Stated problem: Repeat each line exactly, leaving nothing out.
───── Stored rows
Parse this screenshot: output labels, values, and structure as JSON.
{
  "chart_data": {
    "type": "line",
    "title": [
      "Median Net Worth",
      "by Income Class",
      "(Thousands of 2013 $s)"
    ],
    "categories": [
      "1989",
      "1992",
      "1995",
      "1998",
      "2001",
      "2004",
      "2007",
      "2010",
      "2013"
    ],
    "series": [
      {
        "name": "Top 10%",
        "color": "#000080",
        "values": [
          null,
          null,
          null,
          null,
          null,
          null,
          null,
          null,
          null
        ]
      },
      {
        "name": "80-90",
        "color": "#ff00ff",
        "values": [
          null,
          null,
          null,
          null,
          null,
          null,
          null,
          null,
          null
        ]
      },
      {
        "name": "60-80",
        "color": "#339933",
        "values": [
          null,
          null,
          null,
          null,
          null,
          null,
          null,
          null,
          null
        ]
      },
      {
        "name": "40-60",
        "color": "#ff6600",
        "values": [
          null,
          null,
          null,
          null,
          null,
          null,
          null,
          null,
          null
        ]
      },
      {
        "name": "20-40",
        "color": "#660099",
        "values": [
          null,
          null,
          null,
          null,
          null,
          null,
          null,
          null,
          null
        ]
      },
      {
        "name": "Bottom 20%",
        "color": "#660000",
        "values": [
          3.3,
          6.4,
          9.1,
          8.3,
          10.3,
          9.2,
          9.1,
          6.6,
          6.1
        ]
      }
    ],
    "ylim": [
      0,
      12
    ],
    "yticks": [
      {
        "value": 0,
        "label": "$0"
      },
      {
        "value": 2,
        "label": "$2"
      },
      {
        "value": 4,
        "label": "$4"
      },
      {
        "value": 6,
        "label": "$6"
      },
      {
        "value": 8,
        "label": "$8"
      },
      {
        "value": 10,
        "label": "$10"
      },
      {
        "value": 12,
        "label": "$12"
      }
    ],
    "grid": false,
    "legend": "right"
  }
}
──────────
Complete answer:
Parse this screenshot: output labels, values, and structure as JSON.
{
  "chart_data": {
    "type": "line",
    "title": [
      "Median Net Worth",
      "by Income Class",
      "(Thousands of 2013 $s)"
    ],
    "categories": [
      "1989",
      "1992",
      "1995",
      "1998",
      "2001",
      "2004",
      "2007",
      "2010",
      "2013"
    ],
    "series": [
      {
        "name": "Top 10%",
        "color": "#000080",
        "values": [
          null,
          null,
          null,
          null,
          null,
          null,
          null,
          null,
          null
        ]
      },
      {
        "name": "80-90",
        "color": "#ff00ff",
        "values": [
          null,
          null,
          null,
          null,
          null,
          null,
          null,
          null,
          null
        ]
      },
      {
        "name": "60-80",
        "color": "#339933",
        "values": [
          null,
          null,
          null,
          null,
          null,
          null,
          null,
          null,
          null
        ]
      },
      {
        "name": "40-60",
        "color": "#ff6600",
        "values": [
          null,
          null,
          null,
          null,
          null,
          null,
          null,
          null,
          null
        ]
      },
      {
        "name": "20-40",
        "color": "#660099",
        "values": [
          null,
          null,
          null,
          null,
          null,
          null,
          null,
          null,
          null
        ]
      },
      {
        "name": "Bottom 20%",
        "color": "#660000",
        "values": [
          3.3,
          6.4,
          9.1,
          8.3,
          10.3,
          9.2,
          9.1,
          6.6,
          6.1
        ]
      }
    ],
    "ylim": [
      0,
      12
    ],
    "yticks": [
      {
        "value": 0,
        "label": "$0"
      },
      {
        "value": 2,
        "label": "$2"
      },
      {
        "value": 4,
        "label": "$4"
      },
      {
        "value": 6,
        "label": "$6"
      },
      {
        "value": 8,
        "label": "$8"
      },
      {
        "value": 10,
        "label": "$10"
      },
      {
        "value": 12,
        "label": "$12"
      }
    ],
    "grid": false,
    "legend": "right"
  }
}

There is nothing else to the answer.